**Problem to solve:** Leave out the pictures and copy every record exactly.

Data listing:
********************

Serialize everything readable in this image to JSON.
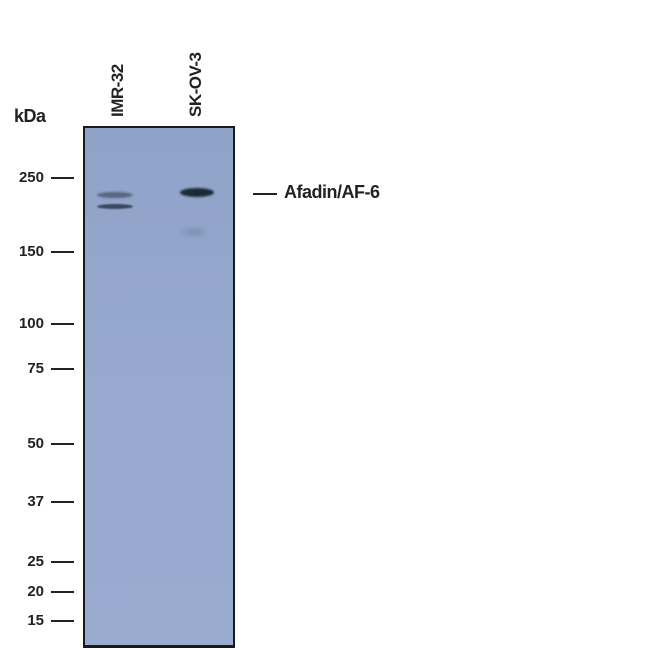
{
  "units_label": "kDa",
  "lanes": [
    {
      "label": "IMR-32"
    },
    {
      "label": "SK-OV-3"
    }
  ],
  "markers": [
    "250",
    "150",
    "100",
    "75",
    "50",
    "37",
    "25",
    "20",
    "15"
  ],
  "target_label": "Afadin/AF-6",
  "colors": {
    "membrane": "#95a7cd",
    "band": "#1c2a33",
    "text": "#222222"
  }
}
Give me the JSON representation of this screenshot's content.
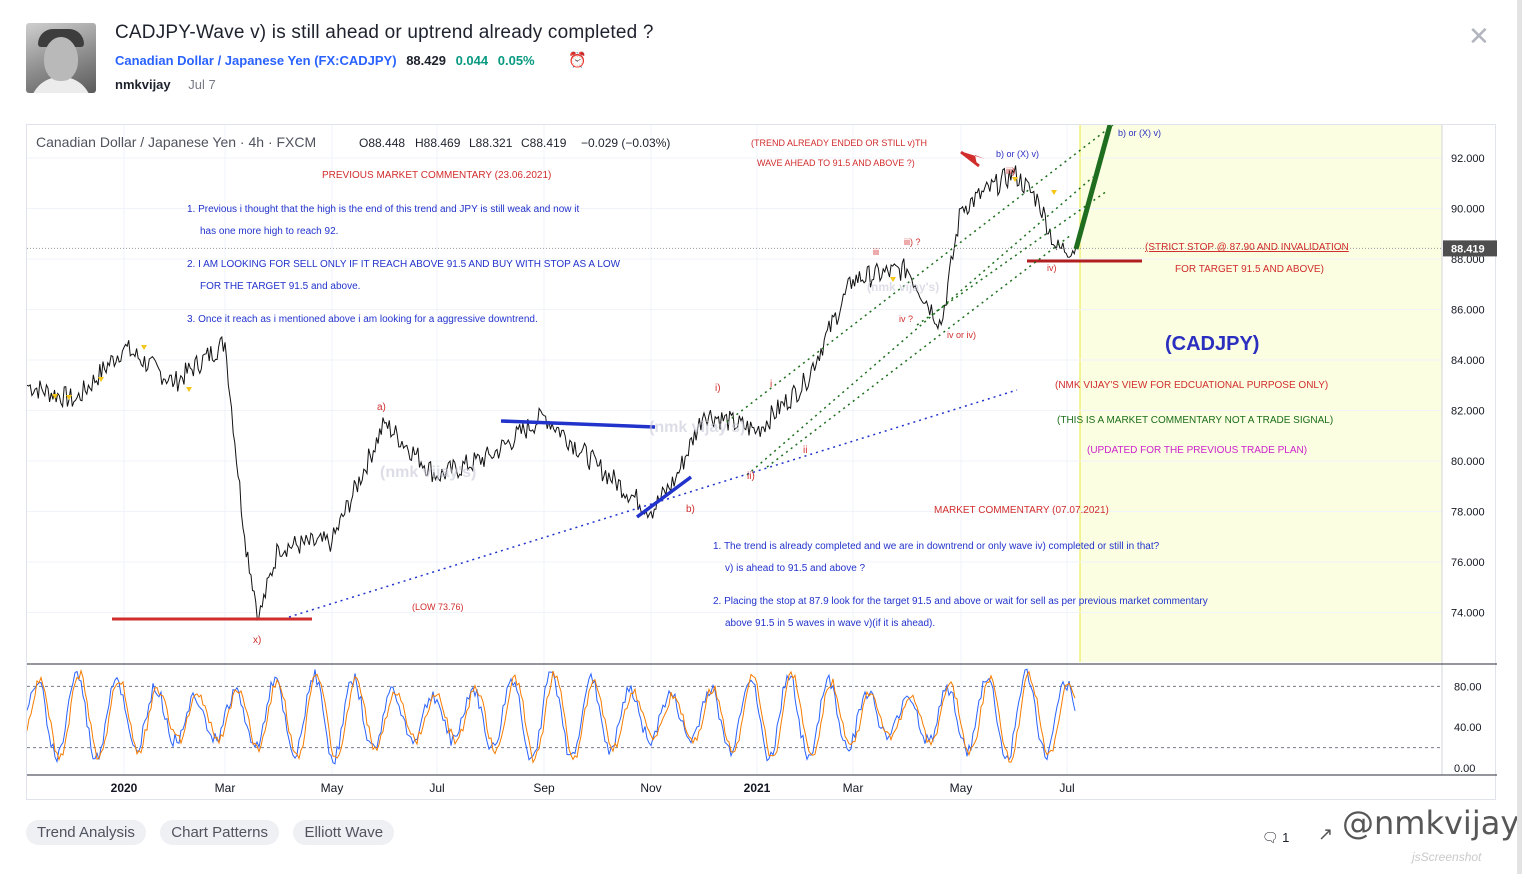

********************

**Exercise result:**
Serialize everything readable in this image to JSON.
{
  "units_label": "kDa",
  "lanes": [
    {
      "label": "IMR-32"
    },
    {
      "label": "SK-OV-3"
    }
  ],
  "markers": [
    "250",
    "150",
    "100",
    "75",
    "50",
    "37",
    "25",
    "20",
    "15"
  ],
  "target_label": "Afadin/AF-6",
  "colors": {
    "membrane": "#95a7cd",
    "band": "#1c2a33",
    "text": "#222222"
  }
}
Give me the JSON representation of this screenshot's content.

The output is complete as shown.